▶ _JOB_
Return the lines below that carry the word "веществ".

··· DATASET

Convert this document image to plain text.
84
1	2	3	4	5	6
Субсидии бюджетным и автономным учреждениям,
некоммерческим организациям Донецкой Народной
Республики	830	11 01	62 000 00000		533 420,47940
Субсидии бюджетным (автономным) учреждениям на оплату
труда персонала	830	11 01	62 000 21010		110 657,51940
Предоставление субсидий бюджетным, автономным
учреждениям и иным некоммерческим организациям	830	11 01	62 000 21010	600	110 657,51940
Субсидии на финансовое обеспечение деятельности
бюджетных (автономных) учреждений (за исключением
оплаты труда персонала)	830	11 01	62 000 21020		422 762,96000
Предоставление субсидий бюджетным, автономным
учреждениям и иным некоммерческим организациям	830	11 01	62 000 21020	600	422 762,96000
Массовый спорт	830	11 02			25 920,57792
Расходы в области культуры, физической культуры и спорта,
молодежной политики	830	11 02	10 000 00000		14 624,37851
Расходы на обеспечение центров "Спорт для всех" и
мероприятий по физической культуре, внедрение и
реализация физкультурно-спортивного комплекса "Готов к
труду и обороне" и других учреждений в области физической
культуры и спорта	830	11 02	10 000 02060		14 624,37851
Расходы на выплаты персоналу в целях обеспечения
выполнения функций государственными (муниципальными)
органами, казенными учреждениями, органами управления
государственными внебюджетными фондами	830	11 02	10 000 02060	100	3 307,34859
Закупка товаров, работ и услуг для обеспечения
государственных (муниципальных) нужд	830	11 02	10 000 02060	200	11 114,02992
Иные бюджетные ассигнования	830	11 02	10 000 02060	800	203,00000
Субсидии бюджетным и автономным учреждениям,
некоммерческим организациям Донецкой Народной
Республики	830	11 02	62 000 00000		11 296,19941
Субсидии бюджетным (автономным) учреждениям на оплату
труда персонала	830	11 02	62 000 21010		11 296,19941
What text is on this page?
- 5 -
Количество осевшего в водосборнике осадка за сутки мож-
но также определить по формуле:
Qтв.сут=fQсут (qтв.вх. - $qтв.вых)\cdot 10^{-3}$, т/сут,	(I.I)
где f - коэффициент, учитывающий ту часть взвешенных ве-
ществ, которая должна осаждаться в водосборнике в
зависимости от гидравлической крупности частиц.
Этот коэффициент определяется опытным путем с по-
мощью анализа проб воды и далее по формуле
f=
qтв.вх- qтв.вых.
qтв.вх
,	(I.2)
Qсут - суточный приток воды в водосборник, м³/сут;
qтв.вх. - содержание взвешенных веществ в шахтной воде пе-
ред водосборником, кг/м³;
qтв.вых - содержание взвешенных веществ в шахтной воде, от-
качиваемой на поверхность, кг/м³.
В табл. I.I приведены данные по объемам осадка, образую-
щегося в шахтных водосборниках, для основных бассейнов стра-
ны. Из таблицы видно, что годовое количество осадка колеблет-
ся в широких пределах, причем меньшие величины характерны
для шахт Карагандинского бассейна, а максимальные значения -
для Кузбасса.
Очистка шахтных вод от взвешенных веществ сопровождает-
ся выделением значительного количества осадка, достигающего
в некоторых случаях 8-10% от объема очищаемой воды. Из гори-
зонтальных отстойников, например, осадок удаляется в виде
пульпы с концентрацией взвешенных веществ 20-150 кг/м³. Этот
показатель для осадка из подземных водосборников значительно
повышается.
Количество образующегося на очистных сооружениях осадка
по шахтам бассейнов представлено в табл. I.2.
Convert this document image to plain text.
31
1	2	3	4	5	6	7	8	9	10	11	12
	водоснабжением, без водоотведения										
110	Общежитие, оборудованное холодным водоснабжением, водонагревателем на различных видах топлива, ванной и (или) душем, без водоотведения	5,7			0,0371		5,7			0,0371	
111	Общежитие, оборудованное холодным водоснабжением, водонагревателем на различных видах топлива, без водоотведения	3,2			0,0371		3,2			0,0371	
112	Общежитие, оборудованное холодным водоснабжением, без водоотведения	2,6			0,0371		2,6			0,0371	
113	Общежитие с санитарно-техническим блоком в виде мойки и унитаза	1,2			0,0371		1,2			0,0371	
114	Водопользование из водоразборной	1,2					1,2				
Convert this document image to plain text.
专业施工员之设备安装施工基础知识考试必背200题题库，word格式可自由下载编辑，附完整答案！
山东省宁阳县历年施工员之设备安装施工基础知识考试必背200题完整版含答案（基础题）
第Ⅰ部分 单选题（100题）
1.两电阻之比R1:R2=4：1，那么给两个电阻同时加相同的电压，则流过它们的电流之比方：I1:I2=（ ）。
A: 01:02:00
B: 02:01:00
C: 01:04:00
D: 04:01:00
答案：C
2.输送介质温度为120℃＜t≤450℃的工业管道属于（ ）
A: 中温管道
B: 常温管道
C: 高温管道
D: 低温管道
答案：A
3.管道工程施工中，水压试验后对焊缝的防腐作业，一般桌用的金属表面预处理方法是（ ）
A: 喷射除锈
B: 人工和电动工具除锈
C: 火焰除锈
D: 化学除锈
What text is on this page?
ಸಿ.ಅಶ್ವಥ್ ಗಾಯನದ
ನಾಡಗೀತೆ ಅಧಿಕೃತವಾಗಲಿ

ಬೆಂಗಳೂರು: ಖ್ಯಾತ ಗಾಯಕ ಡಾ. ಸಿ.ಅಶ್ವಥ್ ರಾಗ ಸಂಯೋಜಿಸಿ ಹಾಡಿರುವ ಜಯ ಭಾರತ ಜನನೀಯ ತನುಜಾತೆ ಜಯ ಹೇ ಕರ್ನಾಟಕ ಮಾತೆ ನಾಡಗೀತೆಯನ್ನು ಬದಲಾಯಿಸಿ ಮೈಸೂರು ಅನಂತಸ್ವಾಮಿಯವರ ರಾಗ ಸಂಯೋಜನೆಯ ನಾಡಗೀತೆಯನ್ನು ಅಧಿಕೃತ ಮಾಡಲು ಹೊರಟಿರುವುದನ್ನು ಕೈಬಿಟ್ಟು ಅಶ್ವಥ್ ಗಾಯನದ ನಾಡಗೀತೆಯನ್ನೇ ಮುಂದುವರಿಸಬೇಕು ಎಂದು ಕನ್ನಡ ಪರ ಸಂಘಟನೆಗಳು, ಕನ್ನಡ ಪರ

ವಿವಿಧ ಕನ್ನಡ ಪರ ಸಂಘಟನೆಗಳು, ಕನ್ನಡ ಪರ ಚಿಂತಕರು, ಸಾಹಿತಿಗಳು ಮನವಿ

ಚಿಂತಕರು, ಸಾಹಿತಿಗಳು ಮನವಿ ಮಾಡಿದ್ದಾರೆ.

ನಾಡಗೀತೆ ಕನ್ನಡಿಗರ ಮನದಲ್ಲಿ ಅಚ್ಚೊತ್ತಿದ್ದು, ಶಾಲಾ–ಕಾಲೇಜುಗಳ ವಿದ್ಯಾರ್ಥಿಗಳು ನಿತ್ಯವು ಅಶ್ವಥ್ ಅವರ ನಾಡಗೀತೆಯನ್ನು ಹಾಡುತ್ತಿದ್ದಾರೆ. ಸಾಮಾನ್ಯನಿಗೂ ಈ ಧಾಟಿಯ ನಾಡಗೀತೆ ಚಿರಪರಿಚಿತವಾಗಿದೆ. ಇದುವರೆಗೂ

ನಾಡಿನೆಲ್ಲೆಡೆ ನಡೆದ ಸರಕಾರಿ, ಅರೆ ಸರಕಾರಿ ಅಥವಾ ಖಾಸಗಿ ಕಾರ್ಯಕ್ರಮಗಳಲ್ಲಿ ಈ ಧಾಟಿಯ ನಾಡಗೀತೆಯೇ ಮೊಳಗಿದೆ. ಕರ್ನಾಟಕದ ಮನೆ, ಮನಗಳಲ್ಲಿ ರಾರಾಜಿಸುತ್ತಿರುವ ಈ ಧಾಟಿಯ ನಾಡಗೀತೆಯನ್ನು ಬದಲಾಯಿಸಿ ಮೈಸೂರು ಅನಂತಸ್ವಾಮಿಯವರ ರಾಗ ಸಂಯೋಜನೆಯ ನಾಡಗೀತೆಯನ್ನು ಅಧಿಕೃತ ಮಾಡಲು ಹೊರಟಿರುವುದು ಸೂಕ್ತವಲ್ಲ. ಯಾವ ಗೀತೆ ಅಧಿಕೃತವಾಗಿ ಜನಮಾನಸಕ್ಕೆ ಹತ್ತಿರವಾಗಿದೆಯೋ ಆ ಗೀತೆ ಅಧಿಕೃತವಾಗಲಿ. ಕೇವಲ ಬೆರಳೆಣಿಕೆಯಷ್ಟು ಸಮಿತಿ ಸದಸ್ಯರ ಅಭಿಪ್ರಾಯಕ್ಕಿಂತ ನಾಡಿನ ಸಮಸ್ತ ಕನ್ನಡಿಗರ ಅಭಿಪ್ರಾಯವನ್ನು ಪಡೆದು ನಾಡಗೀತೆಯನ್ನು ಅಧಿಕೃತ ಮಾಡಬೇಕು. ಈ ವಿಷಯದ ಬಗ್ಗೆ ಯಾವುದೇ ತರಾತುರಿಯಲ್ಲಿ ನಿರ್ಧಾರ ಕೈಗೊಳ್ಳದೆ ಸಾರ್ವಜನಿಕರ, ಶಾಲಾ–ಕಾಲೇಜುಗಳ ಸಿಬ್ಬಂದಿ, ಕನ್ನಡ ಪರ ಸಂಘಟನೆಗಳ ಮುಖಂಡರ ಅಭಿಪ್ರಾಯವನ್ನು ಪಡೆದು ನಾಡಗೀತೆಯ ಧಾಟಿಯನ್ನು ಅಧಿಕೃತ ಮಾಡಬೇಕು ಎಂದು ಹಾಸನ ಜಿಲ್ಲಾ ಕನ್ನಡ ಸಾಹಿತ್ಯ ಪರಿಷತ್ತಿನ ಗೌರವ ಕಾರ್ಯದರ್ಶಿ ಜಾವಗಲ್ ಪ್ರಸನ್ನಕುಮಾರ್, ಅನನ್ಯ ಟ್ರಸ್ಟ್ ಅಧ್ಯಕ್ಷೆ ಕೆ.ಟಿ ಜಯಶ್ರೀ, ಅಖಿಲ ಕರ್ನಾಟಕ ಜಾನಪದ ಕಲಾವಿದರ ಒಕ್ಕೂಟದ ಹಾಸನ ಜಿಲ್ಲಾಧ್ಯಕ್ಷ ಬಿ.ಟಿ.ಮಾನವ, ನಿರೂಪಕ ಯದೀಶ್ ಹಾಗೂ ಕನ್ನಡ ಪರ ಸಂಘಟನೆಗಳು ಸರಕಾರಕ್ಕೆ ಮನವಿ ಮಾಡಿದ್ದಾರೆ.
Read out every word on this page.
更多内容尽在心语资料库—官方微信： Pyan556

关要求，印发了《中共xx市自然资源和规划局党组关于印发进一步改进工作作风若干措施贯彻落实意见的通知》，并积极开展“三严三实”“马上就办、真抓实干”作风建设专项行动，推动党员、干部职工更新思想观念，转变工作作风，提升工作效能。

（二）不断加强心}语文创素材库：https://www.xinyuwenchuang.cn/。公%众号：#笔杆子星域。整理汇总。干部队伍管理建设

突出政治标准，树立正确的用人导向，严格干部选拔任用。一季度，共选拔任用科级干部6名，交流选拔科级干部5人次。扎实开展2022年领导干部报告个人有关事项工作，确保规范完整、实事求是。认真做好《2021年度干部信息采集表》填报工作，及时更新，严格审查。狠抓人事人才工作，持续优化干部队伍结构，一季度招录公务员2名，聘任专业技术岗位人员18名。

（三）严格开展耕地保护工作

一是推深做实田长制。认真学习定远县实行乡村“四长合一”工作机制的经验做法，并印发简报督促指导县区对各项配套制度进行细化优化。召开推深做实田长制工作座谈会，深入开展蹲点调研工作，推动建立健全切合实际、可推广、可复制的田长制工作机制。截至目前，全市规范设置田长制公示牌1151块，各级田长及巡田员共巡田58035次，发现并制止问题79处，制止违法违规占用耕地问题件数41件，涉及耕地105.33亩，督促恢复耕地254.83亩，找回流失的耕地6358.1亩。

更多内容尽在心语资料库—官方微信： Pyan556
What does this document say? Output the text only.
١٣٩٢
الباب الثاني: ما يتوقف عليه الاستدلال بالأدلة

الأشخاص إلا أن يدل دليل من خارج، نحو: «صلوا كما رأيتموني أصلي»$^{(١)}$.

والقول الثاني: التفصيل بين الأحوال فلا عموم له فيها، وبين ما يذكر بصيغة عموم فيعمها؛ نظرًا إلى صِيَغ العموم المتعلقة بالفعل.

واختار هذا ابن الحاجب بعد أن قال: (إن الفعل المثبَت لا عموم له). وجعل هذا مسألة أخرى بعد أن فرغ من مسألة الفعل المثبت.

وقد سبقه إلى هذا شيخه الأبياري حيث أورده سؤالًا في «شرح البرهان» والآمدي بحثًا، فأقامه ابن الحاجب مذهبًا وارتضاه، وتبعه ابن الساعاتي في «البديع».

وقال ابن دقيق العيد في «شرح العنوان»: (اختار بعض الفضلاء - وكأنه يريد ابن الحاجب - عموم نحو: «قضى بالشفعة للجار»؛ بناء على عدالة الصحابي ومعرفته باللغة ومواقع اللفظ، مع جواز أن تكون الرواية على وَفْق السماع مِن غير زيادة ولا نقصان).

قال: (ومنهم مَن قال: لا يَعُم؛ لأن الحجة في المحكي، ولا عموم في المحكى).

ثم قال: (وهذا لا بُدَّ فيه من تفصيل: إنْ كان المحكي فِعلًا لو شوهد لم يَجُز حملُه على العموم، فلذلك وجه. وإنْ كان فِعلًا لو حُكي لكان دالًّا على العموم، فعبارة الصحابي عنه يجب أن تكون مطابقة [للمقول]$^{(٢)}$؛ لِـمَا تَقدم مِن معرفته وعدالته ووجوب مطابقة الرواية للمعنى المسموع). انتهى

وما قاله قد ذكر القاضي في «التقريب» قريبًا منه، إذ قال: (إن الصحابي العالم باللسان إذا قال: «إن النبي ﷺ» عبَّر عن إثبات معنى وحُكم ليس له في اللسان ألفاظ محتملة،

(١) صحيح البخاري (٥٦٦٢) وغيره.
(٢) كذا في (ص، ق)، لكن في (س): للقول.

······

▶ _WRITTEN RESPONSE_
qтв.вх. - содержание взвешенных веществ в шахтной воде пе-
qтв.вых - содержание взвешенных веществ в шахтной воде, от-
Очистка шахтных вод от взвешенных веществ сопровождает-
пульпы с концентрацией взвешенных веществ 20-150 кг/м³. Этот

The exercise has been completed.